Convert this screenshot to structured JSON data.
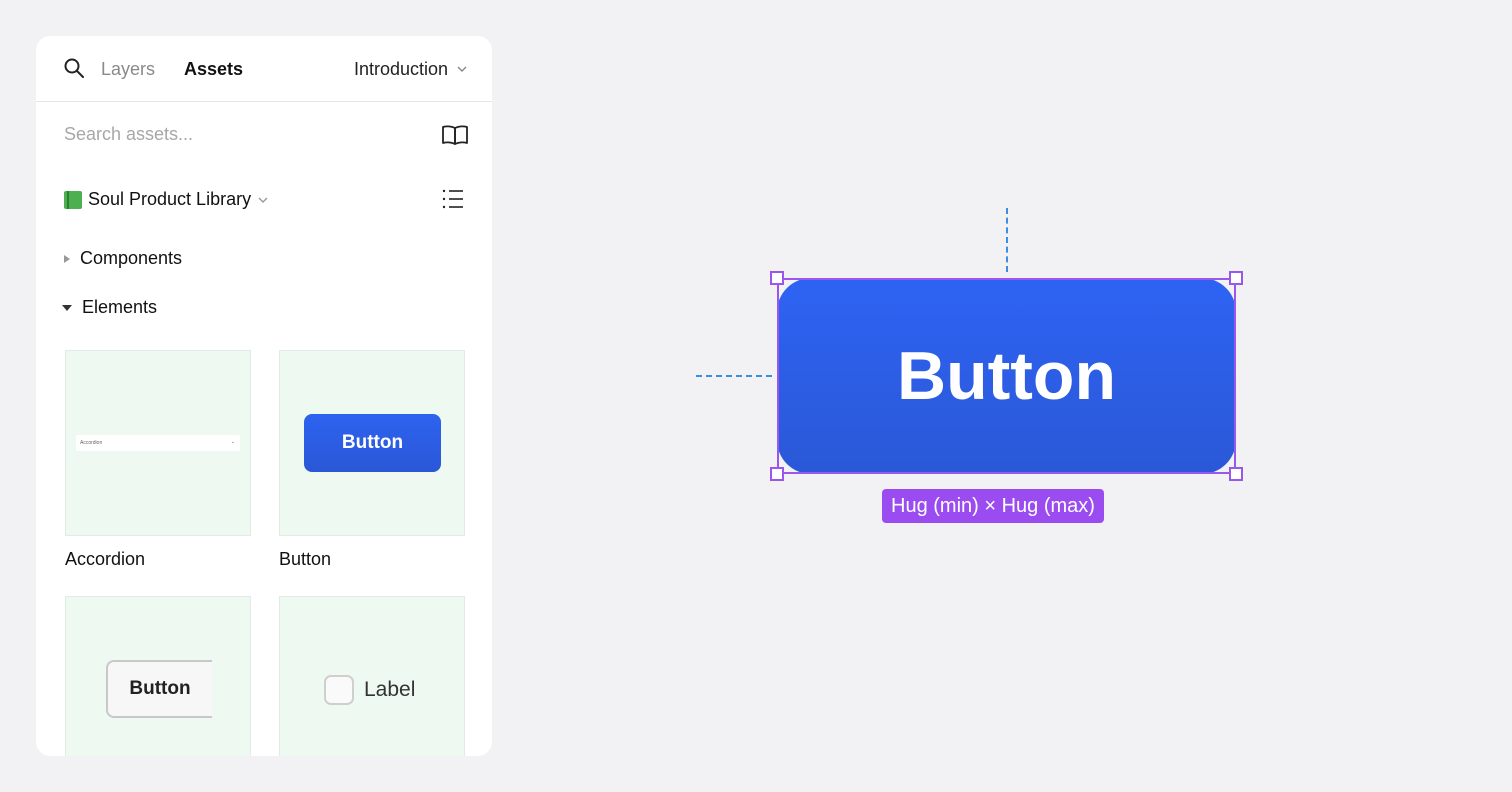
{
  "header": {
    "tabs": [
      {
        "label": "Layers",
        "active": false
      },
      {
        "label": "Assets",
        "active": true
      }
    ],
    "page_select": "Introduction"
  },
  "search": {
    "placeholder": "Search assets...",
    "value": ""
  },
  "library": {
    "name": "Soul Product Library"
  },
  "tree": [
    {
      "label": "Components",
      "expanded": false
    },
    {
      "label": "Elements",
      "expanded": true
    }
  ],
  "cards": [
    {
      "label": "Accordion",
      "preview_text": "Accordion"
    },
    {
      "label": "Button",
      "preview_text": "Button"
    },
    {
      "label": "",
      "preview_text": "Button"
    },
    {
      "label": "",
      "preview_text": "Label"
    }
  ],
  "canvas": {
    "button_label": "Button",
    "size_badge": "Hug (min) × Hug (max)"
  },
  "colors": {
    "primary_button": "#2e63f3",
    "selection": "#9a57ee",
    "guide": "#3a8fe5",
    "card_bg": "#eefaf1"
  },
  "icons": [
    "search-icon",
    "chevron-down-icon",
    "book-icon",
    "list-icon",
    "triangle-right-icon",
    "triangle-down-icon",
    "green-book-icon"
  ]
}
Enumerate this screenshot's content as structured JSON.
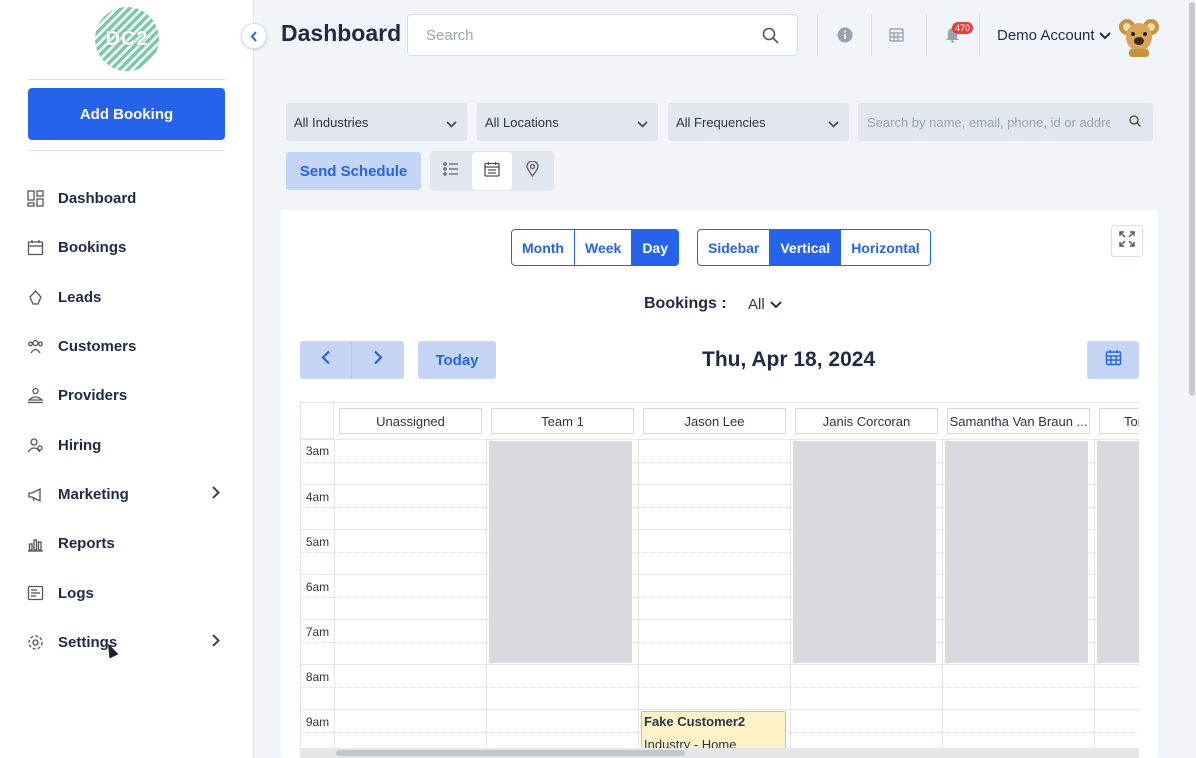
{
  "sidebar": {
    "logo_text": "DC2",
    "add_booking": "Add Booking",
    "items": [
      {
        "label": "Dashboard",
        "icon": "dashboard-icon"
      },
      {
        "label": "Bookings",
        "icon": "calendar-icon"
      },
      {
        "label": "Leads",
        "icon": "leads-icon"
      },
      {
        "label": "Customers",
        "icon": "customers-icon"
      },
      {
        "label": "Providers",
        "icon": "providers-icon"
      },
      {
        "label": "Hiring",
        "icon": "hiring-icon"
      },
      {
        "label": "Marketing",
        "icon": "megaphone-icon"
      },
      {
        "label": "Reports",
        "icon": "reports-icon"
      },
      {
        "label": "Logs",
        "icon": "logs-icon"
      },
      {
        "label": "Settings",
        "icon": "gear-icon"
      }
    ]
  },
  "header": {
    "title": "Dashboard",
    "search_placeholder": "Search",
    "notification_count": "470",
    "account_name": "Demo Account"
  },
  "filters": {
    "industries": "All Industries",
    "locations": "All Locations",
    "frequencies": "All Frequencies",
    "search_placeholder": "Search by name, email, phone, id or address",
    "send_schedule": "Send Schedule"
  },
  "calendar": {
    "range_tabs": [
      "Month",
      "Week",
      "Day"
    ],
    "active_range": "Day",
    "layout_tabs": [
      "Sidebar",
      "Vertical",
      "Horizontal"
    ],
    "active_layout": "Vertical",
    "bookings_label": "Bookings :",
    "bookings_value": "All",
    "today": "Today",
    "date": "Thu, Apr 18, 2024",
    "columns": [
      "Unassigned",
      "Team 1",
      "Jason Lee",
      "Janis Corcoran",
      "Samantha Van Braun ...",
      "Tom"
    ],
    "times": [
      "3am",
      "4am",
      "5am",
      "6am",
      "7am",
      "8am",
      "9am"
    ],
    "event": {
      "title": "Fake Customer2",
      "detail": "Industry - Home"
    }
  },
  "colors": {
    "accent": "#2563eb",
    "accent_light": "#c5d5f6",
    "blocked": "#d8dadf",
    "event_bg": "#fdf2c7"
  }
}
::::
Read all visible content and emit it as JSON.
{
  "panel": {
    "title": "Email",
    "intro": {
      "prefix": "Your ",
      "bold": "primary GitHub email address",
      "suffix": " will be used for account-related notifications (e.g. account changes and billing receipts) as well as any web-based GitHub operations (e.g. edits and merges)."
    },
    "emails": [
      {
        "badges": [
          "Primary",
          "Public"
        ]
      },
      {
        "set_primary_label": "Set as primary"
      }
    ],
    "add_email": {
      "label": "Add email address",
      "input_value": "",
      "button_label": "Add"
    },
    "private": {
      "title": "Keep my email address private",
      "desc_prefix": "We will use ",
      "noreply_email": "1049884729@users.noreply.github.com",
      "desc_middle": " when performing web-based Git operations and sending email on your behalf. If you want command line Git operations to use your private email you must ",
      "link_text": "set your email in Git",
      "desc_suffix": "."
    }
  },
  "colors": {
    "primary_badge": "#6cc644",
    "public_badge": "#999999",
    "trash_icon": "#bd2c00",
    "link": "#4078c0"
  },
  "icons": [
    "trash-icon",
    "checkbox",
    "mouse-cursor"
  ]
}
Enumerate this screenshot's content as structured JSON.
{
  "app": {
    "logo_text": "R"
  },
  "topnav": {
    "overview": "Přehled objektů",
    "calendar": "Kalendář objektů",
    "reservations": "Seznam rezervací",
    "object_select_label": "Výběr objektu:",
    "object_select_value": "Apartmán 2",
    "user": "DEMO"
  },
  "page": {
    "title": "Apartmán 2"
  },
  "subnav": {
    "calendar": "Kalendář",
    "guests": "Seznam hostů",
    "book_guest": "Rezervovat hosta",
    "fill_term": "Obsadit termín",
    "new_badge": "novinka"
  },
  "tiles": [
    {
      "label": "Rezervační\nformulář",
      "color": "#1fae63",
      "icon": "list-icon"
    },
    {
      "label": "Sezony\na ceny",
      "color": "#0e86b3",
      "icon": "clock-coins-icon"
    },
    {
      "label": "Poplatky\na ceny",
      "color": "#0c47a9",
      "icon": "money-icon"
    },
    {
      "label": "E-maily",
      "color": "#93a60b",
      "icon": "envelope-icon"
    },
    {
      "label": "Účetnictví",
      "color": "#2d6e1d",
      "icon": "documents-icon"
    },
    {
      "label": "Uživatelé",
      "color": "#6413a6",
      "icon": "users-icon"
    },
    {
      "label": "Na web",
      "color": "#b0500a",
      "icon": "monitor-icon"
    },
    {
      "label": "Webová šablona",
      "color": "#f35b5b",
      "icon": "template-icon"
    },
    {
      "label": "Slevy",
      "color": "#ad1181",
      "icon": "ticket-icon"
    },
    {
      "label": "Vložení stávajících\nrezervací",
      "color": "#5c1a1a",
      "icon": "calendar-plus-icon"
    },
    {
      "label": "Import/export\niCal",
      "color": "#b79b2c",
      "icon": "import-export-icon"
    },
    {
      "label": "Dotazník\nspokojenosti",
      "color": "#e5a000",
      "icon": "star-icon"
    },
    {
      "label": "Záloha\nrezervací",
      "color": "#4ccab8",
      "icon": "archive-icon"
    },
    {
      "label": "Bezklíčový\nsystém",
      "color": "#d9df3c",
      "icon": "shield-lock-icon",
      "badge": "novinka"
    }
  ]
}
::::
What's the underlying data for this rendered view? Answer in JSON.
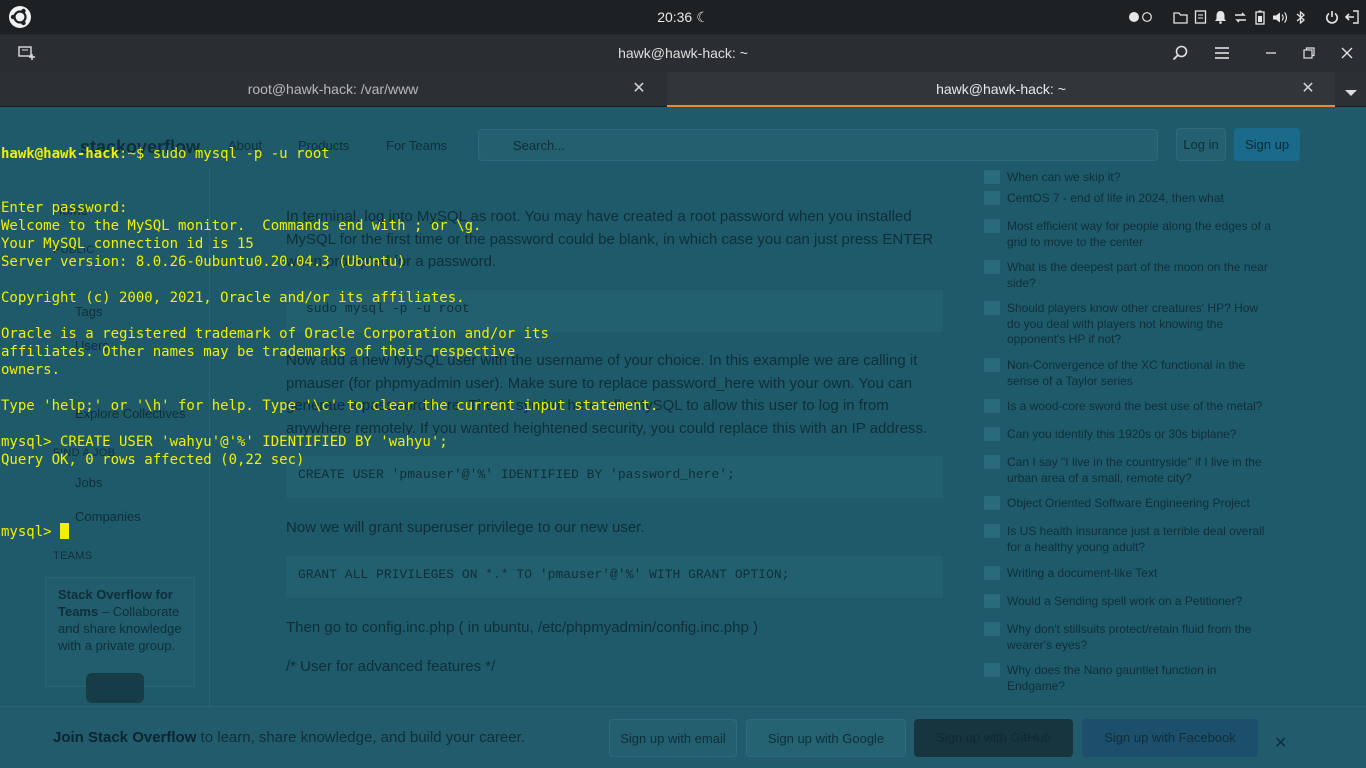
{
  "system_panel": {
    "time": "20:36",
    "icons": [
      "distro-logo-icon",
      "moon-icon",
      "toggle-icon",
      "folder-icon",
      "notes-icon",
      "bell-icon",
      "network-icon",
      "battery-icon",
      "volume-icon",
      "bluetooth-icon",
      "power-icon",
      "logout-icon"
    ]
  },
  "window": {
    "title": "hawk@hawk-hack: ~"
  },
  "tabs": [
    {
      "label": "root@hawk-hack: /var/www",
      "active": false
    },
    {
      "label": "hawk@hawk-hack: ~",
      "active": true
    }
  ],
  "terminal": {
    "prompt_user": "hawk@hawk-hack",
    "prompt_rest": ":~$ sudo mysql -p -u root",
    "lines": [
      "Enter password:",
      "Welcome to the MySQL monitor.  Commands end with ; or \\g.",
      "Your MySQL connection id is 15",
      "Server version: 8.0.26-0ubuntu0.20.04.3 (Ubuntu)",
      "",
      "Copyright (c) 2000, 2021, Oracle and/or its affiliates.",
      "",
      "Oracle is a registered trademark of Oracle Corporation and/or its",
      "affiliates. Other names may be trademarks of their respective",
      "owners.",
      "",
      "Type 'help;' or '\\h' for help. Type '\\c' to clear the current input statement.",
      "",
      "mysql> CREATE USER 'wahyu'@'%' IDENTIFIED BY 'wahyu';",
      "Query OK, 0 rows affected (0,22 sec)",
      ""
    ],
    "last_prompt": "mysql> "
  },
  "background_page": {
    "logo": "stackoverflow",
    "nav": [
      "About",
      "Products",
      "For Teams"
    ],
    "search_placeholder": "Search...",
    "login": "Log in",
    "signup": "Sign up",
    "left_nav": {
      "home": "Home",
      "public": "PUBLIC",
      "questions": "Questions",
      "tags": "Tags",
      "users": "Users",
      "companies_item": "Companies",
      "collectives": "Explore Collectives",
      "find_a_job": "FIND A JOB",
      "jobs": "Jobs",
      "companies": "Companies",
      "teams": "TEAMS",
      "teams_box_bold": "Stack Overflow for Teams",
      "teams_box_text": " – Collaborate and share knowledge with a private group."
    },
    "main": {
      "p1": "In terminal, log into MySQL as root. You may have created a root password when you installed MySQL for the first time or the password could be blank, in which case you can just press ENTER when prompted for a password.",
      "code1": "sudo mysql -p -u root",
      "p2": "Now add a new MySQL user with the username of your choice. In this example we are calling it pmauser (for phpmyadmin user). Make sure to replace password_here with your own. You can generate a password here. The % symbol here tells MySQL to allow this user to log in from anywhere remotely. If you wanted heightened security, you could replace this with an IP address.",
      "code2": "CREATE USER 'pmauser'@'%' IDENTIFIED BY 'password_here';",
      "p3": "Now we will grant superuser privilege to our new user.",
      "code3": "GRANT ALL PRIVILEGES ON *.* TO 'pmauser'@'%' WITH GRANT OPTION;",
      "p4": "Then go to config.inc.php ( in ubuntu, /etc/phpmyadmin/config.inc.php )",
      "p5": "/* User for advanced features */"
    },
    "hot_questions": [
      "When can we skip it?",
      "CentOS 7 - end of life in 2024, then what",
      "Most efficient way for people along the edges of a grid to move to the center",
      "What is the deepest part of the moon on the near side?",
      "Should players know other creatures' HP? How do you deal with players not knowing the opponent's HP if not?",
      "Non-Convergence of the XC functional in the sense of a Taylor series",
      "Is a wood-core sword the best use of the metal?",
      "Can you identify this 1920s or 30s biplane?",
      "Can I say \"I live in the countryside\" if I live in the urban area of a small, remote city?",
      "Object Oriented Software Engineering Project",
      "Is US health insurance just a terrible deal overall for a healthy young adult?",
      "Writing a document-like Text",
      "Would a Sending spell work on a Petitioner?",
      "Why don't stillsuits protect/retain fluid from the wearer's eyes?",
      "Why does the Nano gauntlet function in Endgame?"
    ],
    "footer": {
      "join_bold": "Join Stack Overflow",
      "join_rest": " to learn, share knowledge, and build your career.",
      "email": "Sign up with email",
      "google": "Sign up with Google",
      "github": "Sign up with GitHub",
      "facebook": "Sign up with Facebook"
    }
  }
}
::::
Copy every line of the records above that holds the word "down".

**OUTPUT OF THE TASK:**
    "chevron-down-icon",
    "triangle-down-icon",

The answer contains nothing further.